The Trophy Gold Hunt Roll

Ever since we published Trophy Gold (available in Codex - Gold, now on DTRPG!), the question we see the most about the game is “How do the Hunt Rolls work?” It’s a good question, and when we publish the Trophy Gold book next year, we’re going to include a transcript of play that will hopefully clear things up.

Until then, though, I’d like to demystify it a bit here.

This is how the basic gameplay loop of Trophy Gold works (the following assumes some familiarity with Trophy Gold):

  1. As the GM, you tell the players when the characters have entered a new set. You tell them the name of the set and the goal of the set. This is entirely out-of-character information—the players know, but the characters do not. The reason why this out-of-character approach is important is because the Hunt Roll tokens the players will be collecting are an entirely out-of-character currency. The players need to understand the stakes of the set so they know when to cash in their Hunt Roll tokens in order to achieve the goal.

  2. Describe the immediate environment. If there are props available to be described, point those out. If there are obvious dangers, point those out.

  3. Ask the players what their characters do.

  4. The player’s response will almost certainly trigger a Hunt Roll. If they say “I search around the sarcophagus,” that’s a Hunt Roll. If they say “I look around for traps,” that’s a Hunt Roll. If they say, “I’m ignoring this and proceeding carefully down the corridor,” that’s probably a Hunt Roll—it depends on whether they are just lumbering down the corridor or taking their time to scout things out. The only time it’s not a Hunt Roll is if they 1) turn around and go back where they came from, 2) do nothing, or 3) engage in an activity that is better handled by a Risk Roll or Combat Roll.

  5. The result of the Hunt Roll pushes the story forward. This is the key moment in the gameplay loop. If it’s a successful roll, the player gets a token, which they can hold onto for later, or cash in to either find a treasure or satisfy the goal. If it’s an unsuccessful roll, you hit them with a trap—a literal trap or a monster—or you complicate their life in some painful way, such as inflicting a condition or changing the circumstances of the scene to make it more perilous. If it’s a mid-result, both things happen, but the complication should be a little lighter.
________________________________________
SET TASK: Say whether each of these statements agrees with the Hunt Roll text, answering yes or no and quoting the words of the text that settle it. 1. The players learn the name and goal of a set while the characters do not. 2. A character turning around and going back the way they came triggers a Hunt Roll. 3. On a mid-result, the complication should be harsher than on an unsuccessful roll.
________________________________________
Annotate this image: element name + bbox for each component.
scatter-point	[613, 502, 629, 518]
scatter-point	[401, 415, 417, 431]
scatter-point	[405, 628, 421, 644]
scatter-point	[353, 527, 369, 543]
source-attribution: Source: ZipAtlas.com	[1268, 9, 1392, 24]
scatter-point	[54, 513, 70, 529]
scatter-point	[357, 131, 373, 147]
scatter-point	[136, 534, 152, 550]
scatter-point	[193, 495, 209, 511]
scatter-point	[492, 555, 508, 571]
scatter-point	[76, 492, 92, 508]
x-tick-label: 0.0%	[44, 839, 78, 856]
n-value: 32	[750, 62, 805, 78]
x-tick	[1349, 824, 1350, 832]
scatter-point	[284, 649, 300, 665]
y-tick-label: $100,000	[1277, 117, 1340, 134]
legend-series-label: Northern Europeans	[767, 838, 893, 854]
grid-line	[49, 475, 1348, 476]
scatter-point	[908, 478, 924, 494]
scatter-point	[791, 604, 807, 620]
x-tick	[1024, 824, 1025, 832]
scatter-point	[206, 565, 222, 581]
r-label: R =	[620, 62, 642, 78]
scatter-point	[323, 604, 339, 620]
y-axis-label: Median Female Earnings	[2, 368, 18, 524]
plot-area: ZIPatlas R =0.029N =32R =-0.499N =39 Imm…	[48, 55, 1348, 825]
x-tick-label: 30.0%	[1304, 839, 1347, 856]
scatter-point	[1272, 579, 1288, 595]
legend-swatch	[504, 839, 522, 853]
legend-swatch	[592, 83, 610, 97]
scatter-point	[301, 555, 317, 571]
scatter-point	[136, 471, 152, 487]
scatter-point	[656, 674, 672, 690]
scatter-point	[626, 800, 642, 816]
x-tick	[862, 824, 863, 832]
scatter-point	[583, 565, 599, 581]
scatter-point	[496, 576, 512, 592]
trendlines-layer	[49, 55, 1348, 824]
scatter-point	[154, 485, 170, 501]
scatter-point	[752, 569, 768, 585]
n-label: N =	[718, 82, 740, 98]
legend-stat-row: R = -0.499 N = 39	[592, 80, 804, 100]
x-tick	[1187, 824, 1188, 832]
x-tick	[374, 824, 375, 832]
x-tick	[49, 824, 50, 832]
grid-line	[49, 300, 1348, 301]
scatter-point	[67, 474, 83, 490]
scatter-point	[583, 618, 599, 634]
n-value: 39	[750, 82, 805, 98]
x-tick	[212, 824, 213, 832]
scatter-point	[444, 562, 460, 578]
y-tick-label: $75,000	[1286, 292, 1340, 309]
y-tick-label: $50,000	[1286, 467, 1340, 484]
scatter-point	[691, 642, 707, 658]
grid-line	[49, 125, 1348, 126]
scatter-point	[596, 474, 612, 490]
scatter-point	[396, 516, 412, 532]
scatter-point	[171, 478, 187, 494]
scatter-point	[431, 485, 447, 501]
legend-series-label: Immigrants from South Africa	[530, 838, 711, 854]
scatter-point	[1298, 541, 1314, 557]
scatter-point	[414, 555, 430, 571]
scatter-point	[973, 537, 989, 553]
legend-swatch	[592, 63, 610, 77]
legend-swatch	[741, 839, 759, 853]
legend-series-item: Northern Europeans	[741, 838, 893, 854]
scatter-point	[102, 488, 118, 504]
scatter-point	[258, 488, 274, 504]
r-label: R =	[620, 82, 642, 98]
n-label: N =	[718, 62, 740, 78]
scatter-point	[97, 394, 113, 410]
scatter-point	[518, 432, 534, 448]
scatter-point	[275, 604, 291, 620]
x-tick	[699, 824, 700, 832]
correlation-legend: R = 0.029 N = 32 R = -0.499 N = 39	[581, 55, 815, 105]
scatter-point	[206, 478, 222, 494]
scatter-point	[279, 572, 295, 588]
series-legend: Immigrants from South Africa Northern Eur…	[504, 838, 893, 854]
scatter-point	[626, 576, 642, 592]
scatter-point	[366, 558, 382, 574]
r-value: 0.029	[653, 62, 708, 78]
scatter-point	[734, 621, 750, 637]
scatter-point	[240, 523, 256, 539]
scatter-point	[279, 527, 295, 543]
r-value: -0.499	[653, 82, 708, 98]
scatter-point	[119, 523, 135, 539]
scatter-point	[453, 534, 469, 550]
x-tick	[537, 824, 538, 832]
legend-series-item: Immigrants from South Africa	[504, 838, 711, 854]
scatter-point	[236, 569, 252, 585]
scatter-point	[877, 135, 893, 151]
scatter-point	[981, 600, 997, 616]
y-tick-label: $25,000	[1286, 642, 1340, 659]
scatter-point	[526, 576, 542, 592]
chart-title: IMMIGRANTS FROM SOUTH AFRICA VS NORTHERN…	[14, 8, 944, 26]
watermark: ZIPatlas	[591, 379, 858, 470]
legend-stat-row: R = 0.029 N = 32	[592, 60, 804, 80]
________________________________________
TASK OUTPUT:
1. Yes: "the players know, but the characters do not."
2. No: "The only time it’s not a Hunt Roll is if they 1) turn around and go back where they came from"
3. No: "If it’s a mid-result, both things happen, but the complication should be a little lighter."